◆ Problems to work on
A. Duplicate the passage of the blog post that starts at "Inspiration: Mix" and ends at "the best people.", word for word.
B. Turn the blog post's paragraph beginning "Studio AKA director Steve Small" into a short bulleted list that keeps its main facts.

◆ Text

◇ ◇ ◇ ◇

Inspiration: The best way to learn is…drawing!

I haven’t yet read the book, but I found this write-up about the recently published Stick Figures: Drawing as a Human Practice by design historian D.B. Dowd very interesting. He encourages drawing as a practice rather than an aesthetic art form.
<Our anxiety around drawing starts around puberty, when we begin self-critiquing our abilities to render a perfect likeness, Dowd says.>
I have definitely noticed a marked difference in their own expectations  between the 2nd and 5th grade students, and it serves only as a handicap to their ability to express themselves. I’m all for making beautiful marks, but sometimes just getting the narrative down (or starting the exploration) is what’s most important. I encourage them to not view their drawings with such a critical eye, and some of Dowd’s words will be my new backup. “At its core, drawing is a problem-solving tool.”
I also love this:
“If practiced in the service of inquiry and understanding, drawing does enforce modesty,” says Dowd. “You quickly discover how little you know.”
“Drawing makes us slow down, be patient, pay attention,” he says. “Observation itself is respectful, above all else.”
Excuse me while I grab my pen and paper.

New: Black Earth Rising

“BBC and Netflix’s new series Black Earth Rising follows the story of Kate Ashby – a young woman who was rescued as a child during the Rwandan genocide and raised in London by a criminal prosecution lawyer.” – Creative Review.
Writer/director/producer Hugo Blick tasked the amazing Studio AKA with creating hand-drawn animations to recount Kate’s memories of the genocide.
Studio AKA director Steve Small wanted a black-and-white painterly feel, inspired by the content and emotive nature of memories. The animations were created using a mix of CGI, rotoscoping and line drawings.
He explains, “A lot of these stories illustrate that events that are almost retold or recalled in shock and in that sense, I felt that colour might either over-dramatise the sequence or it might distract. We took away details if we didn’t need them.”
Also, this (also from CR):
“It’s rare to see animation play a key role in primetime drama…Yet in some ways, it’s surprising animation hasn’t been used more in drama – particularly in series that deal with dark and difficult subject matter. As the sequences in Black Earth Rising show, animation can do something live action can’t. It can offer up a glimpse of an event – encouraging viewers to use their imagination to complete the picture – and that can be a powerful thing.”
I’ve seen many great examples of independent animations used in exactly this way, but it’s true they are not presented as/to mainstream.
I look forward to watching on Netflix once it’s released.

 

Inspiration: Mix

Sasha Svirsky’s 2016 animation, “9 Ways to Draw a Person“.
(English version here). The style moves from abstract collages to line drawings – ever-changing and rarely still. I didn’t always follow, but I’m sure that’s the point – imaginative and compelling and a little bizarre, just like the best people.

◇ ◇ ◇ ◇

(Document understanding data)
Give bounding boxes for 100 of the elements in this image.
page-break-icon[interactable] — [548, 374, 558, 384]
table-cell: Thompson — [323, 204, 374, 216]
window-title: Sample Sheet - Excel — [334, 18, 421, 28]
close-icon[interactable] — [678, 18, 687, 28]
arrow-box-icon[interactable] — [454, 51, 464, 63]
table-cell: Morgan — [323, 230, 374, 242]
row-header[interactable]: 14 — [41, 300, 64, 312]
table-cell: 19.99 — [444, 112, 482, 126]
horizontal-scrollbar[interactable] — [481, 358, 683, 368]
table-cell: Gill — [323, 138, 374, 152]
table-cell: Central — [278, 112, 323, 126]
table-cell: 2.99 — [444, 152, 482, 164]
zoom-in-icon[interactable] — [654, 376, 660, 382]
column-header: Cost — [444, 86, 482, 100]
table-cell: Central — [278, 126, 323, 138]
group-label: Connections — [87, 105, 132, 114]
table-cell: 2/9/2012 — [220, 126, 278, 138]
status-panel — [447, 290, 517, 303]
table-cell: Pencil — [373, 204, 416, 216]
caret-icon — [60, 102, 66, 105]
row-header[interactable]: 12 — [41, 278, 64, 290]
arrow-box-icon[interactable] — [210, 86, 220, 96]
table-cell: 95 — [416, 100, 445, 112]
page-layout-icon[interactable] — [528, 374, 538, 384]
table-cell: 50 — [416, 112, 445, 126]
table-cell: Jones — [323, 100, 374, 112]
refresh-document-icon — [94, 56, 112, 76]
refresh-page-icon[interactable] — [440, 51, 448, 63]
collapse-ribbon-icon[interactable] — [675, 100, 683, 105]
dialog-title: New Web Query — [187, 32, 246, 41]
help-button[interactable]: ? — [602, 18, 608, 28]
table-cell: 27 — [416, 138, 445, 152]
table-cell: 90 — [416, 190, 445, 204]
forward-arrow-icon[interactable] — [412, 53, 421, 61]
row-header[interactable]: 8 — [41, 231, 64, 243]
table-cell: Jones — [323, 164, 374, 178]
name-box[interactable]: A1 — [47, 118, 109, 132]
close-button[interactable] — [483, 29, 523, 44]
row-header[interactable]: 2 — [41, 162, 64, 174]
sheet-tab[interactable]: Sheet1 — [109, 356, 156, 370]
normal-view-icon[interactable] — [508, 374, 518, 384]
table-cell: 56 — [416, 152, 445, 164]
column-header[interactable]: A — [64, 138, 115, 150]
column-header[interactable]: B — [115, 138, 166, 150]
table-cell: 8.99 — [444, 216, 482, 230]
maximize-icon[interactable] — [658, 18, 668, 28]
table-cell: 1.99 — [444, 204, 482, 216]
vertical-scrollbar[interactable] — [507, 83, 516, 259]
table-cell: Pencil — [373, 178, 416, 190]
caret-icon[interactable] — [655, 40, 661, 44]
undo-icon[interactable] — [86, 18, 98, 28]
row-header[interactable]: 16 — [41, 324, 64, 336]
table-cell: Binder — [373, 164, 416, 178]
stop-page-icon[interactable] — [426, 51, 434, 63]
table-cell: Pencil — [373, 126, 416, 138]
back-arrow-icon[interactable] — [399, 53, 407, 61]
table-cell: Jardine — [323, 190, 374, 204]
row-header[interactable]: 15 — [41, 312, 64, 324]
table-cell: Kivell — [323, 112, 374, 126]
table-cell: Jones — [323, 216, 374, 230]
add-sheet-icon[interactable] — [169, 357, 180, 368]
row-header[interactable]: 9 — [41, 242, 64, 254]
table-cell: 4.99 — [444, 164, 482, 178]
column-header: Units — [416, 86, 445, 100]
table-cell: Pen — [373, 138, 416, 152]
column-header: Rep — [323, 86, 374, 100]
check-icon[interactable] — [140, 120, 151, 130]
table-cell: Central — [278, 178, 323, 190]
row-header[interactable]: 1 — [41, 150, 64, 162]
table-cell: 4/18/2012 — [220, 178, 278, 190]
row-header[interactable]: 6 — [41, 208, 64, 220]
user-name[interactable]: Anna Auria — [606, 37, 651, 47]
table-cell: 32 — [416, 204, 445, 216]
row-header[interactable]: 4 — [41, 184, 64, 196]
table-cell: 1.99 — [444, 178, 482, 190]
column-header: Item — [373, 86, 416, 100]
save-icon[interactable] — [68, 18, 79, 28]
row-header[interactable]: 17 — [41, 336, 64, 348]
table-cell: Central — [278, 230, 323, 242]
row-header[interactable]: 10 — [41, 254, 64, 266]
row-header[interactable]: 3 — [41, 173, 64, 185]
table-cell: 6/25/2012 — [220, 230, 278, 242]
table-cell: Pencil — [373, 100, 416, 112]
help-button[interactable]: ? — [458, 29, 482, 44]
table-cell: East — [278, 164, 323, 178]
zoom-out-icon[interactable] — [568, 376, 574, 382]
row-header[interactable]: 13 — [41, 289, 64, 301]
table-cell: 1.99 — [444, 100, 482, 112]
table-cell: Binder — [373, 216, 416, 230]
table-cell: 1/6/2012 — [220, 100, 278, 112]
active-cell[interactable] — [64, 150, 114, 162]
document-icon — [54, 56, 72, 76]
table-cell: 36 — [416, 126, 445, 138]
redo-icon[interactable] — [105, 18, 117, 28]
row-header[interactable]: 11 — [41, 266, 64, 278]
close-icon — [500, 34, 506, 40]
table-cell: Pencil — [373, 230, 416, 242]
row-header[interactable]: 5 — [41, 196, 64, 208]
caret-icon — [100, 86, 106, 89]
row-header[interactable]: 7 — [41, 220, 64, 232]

◇ ◇ ◇ ◇

◆ Responses by task
A.
Inspiration: Mix

Sasha Svirsky’s 2016 animation, “9 Ways to Draw a Person“.
(English version here). The style moves from abstract collages to line drawings – ever-changing and rarely still. I didn’t always follow, but I’m sure that’s the point – imaginative and compelling and a little bizarre, just like the best people.

B.
- Studio AKA director Steve Small wanted a black-and-white, painterly feel.
- That look was inspired by the content and emotive nature of memories.
- The animations combined CGI, rotoscoping and line drawings.